EXERCISE DIRECTIONS –
Transcribe the listing verbatim. Do not carry over any pictures.

[Stored records]
⁂
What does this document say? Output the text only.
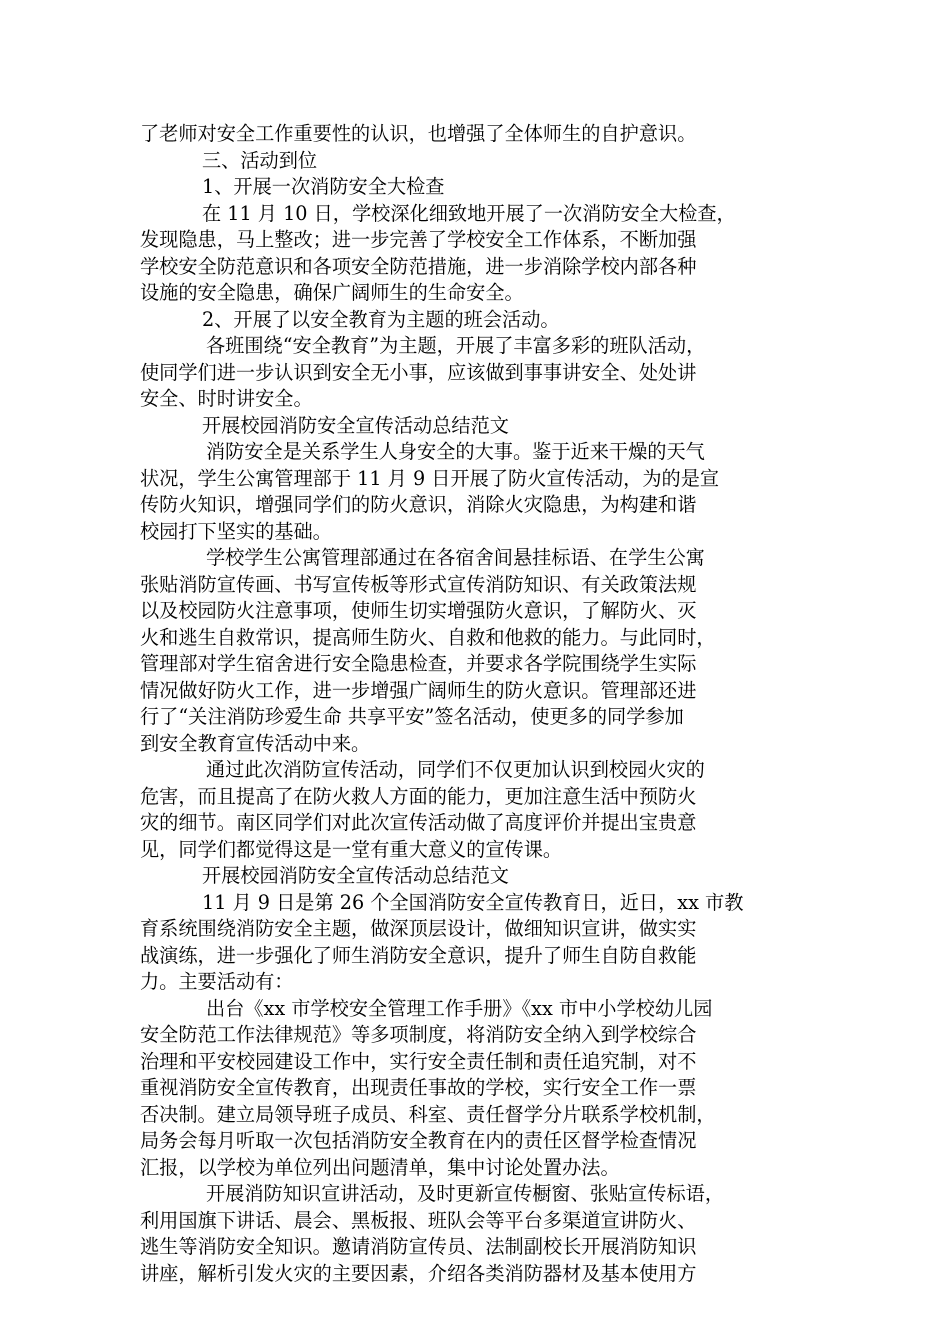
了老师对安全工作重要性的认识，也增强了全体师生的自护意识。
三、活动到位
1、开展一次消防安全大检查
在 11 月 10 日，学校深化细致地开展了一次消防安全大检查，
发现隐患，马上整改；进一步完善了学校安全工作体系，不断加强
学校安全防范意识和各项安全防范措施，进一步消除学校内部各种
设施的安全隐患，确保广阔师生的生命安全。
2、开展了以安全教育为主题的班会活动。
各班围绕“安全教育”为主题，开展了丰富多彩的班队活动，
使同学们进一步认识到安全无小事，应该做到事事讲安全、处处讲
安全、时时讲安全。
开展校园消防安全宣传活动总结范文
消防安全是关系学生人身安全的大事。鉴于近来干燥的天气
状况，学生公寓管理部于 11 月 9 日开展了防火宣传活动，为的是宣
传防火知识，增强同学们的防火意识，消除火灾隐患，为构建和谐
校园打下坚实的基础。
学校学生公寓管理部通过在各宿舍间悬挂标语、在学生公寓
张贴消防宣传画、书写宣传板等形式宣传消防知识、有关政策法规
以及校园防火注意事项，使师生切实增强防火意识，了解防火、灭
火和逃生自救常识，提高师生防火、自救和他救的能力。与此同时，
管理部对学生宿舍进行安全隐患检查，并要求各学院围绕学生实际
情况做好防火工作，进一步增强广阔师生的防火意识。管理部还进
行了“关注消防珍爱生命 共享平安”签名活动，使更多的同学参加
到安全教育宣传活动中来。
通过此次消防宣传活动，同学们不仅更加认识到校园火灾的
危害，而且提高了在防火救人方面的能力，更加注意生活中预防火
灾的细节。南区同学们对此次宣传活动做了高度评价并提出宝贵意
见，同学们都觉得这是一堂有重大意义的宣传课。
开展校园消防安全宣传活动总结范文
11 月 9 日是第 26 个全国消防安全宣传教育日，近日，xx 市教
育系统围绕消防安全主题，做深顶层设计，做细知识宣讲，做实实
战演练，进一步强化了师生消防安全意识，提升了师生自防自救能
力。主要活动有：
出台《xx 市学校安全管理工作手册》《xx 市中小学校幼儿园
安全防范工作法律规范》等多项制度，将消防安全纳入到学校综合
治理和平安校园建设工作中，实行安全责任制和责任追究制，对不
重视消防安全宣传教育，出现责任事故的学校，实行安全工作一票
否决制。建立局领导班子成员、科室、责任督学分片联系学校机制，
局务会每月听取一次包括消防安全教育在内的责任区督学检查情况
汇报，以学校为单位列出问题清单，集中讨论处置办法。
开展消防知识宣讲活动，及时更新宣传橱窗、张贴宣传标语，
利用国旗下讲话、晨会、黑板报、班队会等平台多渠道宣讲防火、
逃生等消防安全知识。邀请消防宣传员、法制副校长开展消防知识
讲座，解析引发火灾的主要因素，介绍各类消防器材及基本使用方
⁂
EXERCISE RESULT –
What does this document say? Output the text only.
了老师对安全工作重要性的认识，也增强了全体师生的自护意识。
三、活动到位
1、开展一次消防安全大检查
在 11 月 10 日，学校深化细致地开展了一次消防安全大检查，
发现隐患，马上整改；进一步完善了学校安全工作体系，不断加强
学校安全防范意识和各项安全防范措施，进一步消除学校内部各种
设施的安全隐患，确保广阔师生的生命安全。
2、开展了以安全教育为主题的班会活动。
各班围绕“安全教育”为主题，开展了丰富多彩的班队活动，
使同学们进一步认识到安全无小事，应该做到事事讲安全、处处讲
安全、时时讲安全。
开展校园消防安全宣传活动总结范文
消防安全是关系学生人身安全的大事。鉴于近来干燥的天气
状况，学生公寓管理部于 11 月 9 日开展了防火宣传活动，为的是宣
传防火知识，增强同学们的防火意识，消除火灾隐患，为构建和谐
校园打下坚实的基础。
学校学生公寓管理部通过在各宿舍间悬挂标语、在学生公寓
张贴消防宣传画、书写宣传板等形式宣传消防知识、有关政策法规
以及校园防火注意事项，使师生切实增强防火意识，了解防火、灭
火和逃生自救常识，提高师生防火、自救和他救的能力。与此同时，
管理部对学生宿舍进行安全隐患检查，并要求各学院围绕学生实际
情况做好防火工作，进一步增强广阔师生的防火意识。管理部还进
行了“关注消防珍爱生命 共享平安”签名活动，使更多的同学参加
到安全教育宣传活动中来。
通过此次消防宣传活动，同学们不仅更加认识到校园火灾的
危害，而且提高了在防火救人方面的能力，更加注意生活中预防火
灾的细节。南区同学们对此次宣传活动做了高度评价并提出宝贵意
见，同学们都觉得这是一堂有重大意义的宣传课。
开展校园消防安全宣传活动总结范文
11 月 9 日是第 26 个全国消防安全宣传教育日，近日，xx 市教
育系统围绕消防安全主题，做深顶层设计，做细知识宣讲，做实实
战演练，进一步强化了师生消防安全意识，提升了师生自防自救能
力。主要活动有：
出台《xx 市学校安全管理工作手册》《xx 市中小学校幼儿园
安全防范工作法律规范》等多项制度，将消防安全纳入到学校综合
治理和平安校园建设工作中，实行安全责任制和责任追究制，对不
重视消防安全宣传教育，出现责任事故的学校，实行安全工作一票
否决制。建立局领导班子成员、科室、责任督学分片联系学校机制，
局务会每月听取一次包括消防安全教育在内的责任区督学检查情况
汇报，以学校为单位列出问题清单，集中讨论处置办法。
开展消防知识宣讲活动，及时更新宣传橱窗、张贴宣传标语，
利用国旗下讲话、晨会、黑板报、班队会等平台多渠道宣讲防火、
逃生等消防安全知识。邀请消防宣传员、法制副校长开展消防知识
讲座，解析引发火灾的主要因素，介绍各类消防器材及基本使用方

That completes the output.